*Record extracts*:

┌──

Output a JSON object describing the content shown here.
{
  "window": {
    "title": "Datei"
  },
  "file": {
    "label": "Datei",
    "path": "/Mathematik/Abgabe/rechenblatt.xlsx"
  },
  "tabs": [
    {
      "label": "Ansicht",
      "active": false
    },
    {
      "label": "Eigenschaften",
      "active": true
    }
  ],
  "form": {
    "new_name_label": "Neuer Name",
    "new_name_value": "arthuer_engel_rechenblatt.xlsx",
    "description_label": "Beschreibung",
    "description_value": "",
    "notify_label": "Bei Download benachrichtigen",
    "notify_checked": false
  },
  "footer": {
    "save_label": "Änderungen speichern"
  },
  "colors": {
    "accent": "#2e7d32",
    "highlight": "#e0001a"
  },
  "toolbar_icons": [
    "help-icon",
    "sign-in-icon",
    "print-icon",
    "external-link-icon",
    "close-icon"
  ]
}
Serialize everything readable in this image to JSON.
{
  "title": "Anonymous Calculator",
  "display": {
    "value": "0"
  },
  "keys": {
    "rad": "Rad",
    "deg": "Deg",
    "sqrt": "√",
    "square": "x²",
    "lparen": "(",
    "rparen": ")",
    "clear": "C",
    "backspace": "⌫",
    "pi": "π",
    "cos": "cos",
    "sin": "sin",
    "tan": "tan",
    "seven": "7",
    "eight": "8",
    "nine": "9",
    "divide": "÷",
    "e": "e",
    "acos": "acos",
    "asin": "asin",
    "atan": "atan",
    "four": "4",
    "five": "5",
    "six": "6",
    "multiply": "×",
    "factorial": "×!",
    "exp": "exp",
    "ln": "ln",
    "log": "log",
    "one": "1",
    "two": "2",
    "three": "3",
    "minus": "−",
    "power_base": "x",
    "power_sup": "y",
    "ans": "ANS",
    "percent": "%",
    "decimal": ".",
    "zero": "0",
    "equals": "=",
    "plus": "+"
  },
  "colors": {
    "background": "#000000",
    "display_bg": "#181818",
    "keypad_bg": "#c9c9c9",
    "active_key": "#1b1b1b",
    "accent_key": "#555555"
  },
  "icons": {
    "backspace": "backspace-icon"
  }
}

└──

*The exercise*:
Gather all lines where the word "JSON" appears.

*Written answer*:
Output a JSON object describing the content shown here.
Serialize everything readable in this image to JSON.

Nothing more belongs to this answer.